• **Task goal**:
Return all of the data exactly as given.

• **Data listing**:
** Begin **

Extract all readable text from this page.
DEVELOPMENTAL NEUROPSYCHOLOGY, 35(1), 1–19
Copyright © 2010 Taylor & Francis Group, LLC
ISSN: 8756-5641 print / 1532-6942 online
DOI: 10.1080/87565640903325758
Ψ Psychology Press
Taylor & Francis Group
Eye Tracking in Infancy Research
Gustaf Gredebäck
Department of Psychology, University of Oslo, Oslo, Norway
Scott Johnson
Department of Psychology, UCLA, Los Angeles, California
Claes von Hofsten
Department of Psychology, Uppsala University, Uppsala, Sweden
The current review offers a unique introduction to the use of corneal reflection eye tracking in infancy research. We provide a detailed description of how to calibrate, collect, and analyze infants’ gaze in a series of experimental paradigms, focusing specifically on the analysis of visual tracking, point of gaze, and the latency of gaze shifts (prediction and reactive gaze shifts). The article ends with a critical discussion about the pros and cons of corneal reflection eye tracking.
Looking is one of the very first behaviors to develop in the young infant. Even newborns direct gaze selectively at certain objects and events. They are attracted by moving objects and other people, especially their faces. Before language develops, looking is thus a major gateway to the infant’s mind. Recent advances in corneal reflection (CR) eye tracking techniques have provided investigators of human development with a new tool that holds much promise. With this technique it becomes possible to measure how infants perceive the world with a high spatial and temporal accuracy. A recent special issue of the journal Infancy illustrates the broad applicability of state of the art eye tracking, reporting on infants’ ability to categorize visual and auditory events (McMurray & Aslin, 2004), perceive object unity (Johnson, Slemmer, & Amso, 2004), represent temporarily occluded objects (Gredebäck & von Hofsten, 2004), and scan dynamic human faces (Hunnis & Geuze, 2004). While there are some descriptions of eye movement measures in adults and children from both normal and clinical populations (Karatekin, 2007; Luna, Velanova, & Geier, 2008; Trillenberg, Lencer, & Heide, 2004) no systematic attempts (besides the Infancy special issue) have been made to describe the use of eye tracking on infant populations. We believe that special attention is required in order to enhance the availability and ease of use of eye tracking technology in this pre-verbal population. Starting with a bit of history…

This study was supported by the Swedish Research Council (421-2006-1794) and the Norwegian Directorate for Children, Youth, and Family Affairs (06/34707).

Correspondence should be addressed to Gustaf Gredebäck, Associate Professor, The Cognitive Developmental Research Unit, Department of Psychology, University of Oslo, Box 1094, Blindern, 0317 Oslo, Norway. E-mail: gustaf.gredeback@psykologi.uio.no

** End **

• **Full output**:
Extract all readable text from this page.
DEVELOPMENTAL NEUROPSYCHOLOGY, 35(1), 1–19
Copyright © 2010 Taylor & Francis Group, LLC
ISSN: 8756-5641 print / 1532-6942 online
DOI: 10.1080/87565640903325758
Ψ Psychology Press
Taylor & Francis Group
Eye Tracking in Infancy Research
Gustaf Gredebäck
Department of Psychology, University of Oslo, Oslo, Norway
Scott Johnson
Department of Psychology, UCLA, Los Angeles, California
Claes von Hofsten
Department of Psychology, Uppsala University, Uppsala, Sweden
The current review offers a unique introduction to the use of corneal reflection eye tracking in infancy research. We provide a detailed description of how to calibrate, collect, and analyze infants’ gaze in a series of experimental paradigms, focusing specifically on the analysis of visual tracking, point of gaze, and the latency of gaze shifts (prediction and reactive gaze shifts). The article ends with a critical discussion about the pros and cons of corneal reflection eye tracking.
Looking is one of the very first behaviors to develop in the young infant. Even newborns direct gaze selectively at certain objects and events. They are attracted by moving objects and other people, especially their faces. Before language develops, looking is thus a major gateway to the infant’s mind. Recent advances in corneal reflection (CR) eye tracking techniques have provided investigators of human development with a new tool that holds much promise. With this technique it becomes possible to measure how infants perceive the world with a high spatial and temporal accuracy. A recent special issue of the journal Infancy illustrates the broad applicability of state of the art eye tracking, reporting on infants’ ability to categorize visual and auditory events (McMurray & Aslin, 2004), perceive object unity (Johnson, Slemmer, & Amso, 2004), represent temporarily occluded objects (Gredebäck & von Hofsten, 2004), and scan dynamic human faces (Hunnis & Geuze, 2004). While there are some descriptions of eye movement measures in adults and children from both normal and clinical populations (Karatekin, 2007; Luna, Velanova, & Geier, 2008; Trillenberg, Lencer, & Heide, 2004) no systematic attempts (besides the Infancy special issue) have been made to describe the use of eye tracking on infant populations. We believe that special attention is required in order to enhance the availability and ease of use of eye tracking technology in this pre-verbal population. Starting with a bit of history…

This study was supported by the Swedish Research Council (421-2006-1794) and the Norwegian Directorate for Children, Youth, and Family Affairs (06/34707).

Correspondence should be addressed to Gustaf Gredebäck, Associate Professor, The Cognitive Developmental Research Unit, Department of Psychology, University of Oslo, Box 1094, Blindern, 0317 Oslo, Norway. E-mail: gustaf.gredeback@psykologi.uio.no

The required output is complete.